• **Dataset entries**
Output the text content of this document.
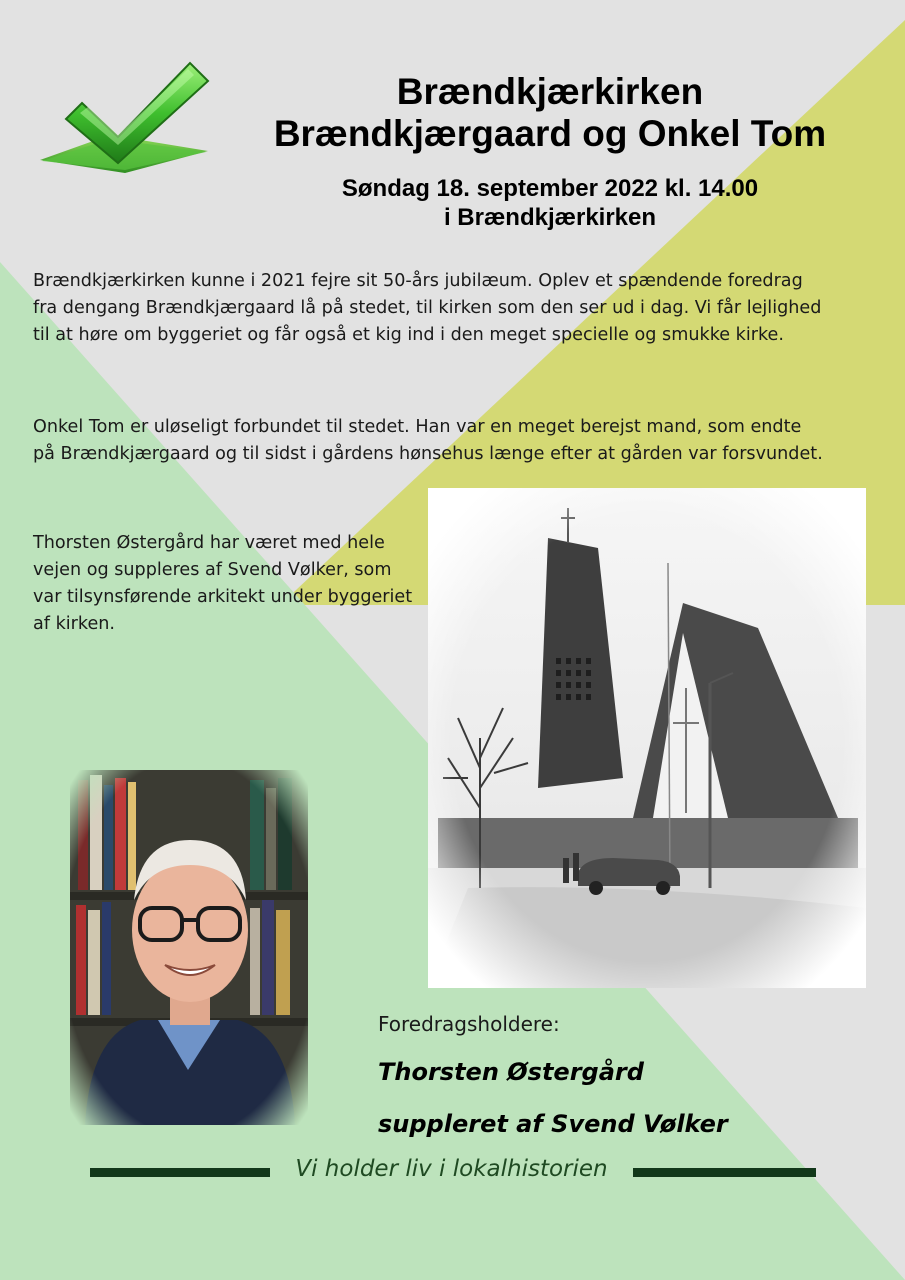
Brændkjærkirken
Brændkjærgaard og Onkel Tom
Søndag 18. september 2022 kl. 14.00
i Brændkjærkirken

Brændkjærkirken kunne i 2021 fejre sit 50-års jubilæum. Oplev et spændende foredrag fra dengang Brændkjærgaard lå på stedet, til kirken som den ser ud i dag. Vi får lejlighed til at høre om byggeriet og får også et kig ind i den meget specielle og smukke kirke.

Onkel Tom er uløseligt forbundet til stedet. Han var en meget berejst mand, som endte på Brændkjærgaard og til sidst i gårdens hønsehus længe efter at gården var forsvundet.

Thorsten Østergård har været med hele vejen og suppleres af Svend Vølker, som var tilsynsførende arkitekt under byggeriet af kirken.

Foredragsholdere:
Thorsten Østergård
suppleret af Svend Vølker
Vi holder liv i lokalhistorien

• **TASK TO CARRY OUT**
All of the data above should be quoted exactly, except for the pictures.

• **COMPLETED TASK**
Output the text content of this document.
Brændkjærkirken
Brændkjærgaard og Onkel Tom
Søndag 18. september 2022 kl. 14.00
i Brændkjærkirken

Brændkjærkirken kunne i 2021 fejre sit 50-års jubilæum. Oplev et spændende foredrag fra dengang Brændkjærgaard lå på stedet, til kirken som den ser ud i dag. Vi får lejlighed til at høre om byggeriet og får også et kig ind i den meget specielle og smukke kirke.

Onkel Tom er uløseligt forbundet til stedet. Han var en meget berejst mand, som endte på Brændkjærgaard og til sidst i gårdens hønsehus længe efter at gården var forsvundet.

Thorsten Østergård har været med hele vejen og suppleres af Svend Vølker, som var tilsynsførende arkitekt under byggeriet af kirken.

Foredragsholdere:
Thorsten Østergård
suppleret af Svend Vølker
Vi holder liv i lokalhistorien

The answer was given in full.